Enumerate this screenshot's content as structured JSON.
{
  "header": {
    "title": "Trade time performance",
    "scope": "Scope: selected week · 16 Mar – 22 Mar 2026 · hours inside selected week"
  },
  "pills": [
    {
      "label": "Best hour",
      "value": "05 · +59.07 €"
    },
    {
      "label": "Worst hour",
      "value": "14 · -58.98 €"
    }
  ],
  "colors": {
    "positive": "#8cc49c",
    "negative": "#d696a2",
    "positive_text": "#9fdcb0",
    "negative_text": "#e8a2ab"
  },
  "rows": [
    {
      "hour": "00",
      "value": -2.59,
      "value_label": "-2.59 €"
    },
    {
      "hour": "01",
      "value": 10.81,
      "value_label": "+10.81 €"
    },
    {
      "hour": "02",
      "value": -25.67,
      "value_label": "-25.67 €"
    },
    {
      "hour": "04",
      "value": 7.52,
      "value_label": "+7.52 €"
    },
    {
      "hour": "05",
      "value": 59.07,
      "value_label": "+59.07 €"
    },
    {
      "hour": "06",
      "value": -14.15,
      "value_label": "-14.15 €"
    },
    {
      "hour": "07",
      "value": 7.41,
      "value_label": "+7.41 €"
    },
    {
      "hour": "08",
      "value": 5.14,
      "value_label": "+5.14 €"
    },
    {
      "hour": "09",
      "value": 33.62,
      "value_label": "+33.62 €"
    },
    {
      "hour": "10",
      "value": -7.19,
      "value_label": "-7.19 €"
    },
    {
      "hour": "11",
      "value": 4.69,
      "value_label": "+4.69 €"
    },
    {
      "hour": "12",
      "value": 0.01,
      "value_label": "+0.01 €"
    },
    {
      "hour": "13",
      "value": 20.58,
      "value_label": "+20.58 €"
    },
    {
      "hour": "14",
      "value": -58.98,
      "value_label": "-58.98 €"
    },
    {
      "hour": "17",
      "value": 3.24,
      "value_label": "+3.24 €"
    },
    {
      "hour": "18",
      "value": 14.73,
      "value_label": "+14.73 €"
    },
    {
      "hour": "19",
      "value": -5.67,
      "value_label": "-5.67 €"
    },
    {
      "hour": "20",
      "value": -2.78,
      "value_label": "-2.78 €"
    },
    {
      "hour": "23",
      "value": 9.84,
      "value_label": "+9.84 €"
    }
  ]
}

□ □ □ □ □

» **What this task involves**
Restate each record exactly as written.

» **Complete answer**
Enumerate this screenshot's content as structured JSON.
{
  "header": {
    "title": "Trade time performance",
    "scope": "Scope: selected week · 16 Mar – 22 Mar 2026 · hours inside selected week"
  },
  "pills": [
    {
      "label": "Best hour",
      "value": "05 · +59.07 €"
    },
    {
      "label": "Worst hour",
      "value": "14 · -58.98 €"
    }
  ],
  "colors": {
    "positive": "#8cc49c",
    "negative": "#d696a2",
    "positive_text": "#9fdcb0",
    "negative_text": "#e8a2ab"
  },
  "rows": [
    {
      "hour": "00",
      "value": -2.59,
      "value_label": "-2.59 €"
    },
    {
      "hour": "01",
      "value": 10.81,
      "value_label": "+10.81 €"
    },
    {
      "hour": "02",
      "value": -25.67,
      "value_label": "-25.67 €"
    },
    {
      "hour": "04",
      "value": 7.52,
      "value_label": "+7.52 €"
    },
    {
      "hour": "05",
      "value": 59.07,
      "value_label": "+59.07 €"
    },
    {
      "hour": "06",
      "value": -14.15,
      "value_label": "-14.15 €"
    },
    {
      "hour": "07",
      "value": 7.41,
      "value_label": "+7.41 €"
    },
    {
      "hour": "08",
      "value": 5.14,
      "value_label": "+5.14 €"
    },
    {
      "hour": "09",
      "value": 33.62,
      "value_label": "+33.62 €"
    },
    {
      "hour": "10",
      "value": -7.19,
      "value_label": "-7.19 €"
    },
    {
      "hour": "11",
      "value": 4.69,
      "value_label": "+4.69 €"
    },
    {
      "hour": "12",
      "value": 0.01,
      "value_label": "+0.01 €"
    },
    {
      "hour": "13",
      "value": 20.58,
      "value_label": "+20.58 €"
    },
    {
      "hour": "14",
      "value": -58.98,
      "value_label": "-58.98 €"
    },
    {
      "hour": "17",
      "value": 3.24,
      "value_label": "+3.24 €"
    },
    {
      "hour": "18",
      "value": 14.73,
      "value_label": "+14.73 €"
    },
    {
      "hour": "19",
      "value": -5.67,
      "value_label": "-5.67 €"
    },
    {
      "hour": "20",
      "value": -2.78,
      "value_label": "-2.78 €"
    },
    {
      "hour": "23",
      "value": 9.84,
      "value_label": "+9.84 €"
    }
  ]
}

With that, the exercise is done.